> [Dataset]
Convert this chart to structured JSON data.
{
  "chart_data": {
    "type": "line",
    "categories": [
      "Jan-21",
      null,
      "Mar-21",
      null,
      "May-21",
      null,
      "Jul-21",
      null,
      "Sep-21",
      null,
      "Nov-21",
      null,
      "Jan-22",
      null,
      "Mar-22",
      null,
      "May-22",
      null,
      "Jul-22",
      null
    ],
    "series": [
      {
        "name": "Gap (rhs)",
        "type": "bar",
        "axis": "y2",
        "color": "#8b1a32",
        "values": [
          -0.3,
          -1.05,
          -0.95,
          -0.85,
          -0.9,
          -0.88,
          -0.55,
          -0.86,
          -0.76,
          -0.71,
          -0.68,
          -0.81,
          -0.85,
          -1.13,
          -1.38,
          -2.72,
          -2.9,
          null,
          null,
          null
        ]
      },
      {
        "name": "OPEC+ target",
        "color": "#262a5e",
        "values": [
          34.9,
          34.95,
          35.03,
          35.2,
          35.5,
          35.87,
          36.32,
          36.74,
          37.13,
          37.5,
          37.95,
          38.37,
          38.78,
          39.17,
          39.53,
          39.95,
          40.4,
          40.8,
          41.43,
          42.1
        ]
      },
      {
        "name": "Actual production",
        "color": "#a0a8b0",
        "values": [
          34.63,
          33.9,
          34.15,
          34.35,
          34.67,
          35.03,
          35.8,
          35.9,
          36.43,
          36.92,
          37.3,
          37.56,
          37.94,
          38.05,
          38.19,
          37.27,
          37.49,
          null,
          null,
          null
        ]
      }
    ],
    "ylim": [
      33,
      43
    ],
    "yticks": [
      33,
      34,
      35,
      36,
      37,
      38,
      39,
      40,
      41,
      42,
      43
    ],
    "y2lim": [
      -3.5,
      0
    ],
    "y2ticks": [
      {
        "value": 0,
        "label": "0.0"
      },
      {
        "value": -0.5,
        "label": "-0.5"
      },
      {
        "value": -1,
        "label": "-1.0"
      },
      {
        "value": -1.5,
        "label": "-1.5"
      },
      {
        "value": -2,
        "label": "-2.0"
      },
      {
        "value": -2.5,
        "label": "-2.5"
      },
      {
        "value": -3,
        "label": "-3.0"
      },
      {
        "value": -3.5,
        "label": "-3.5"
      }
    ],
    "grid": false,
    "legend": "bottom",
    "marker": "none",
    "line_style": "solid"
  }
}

> [What this task involves]
How many of the lines above hold the word "color"? Give only that number.

> [Correct result]
3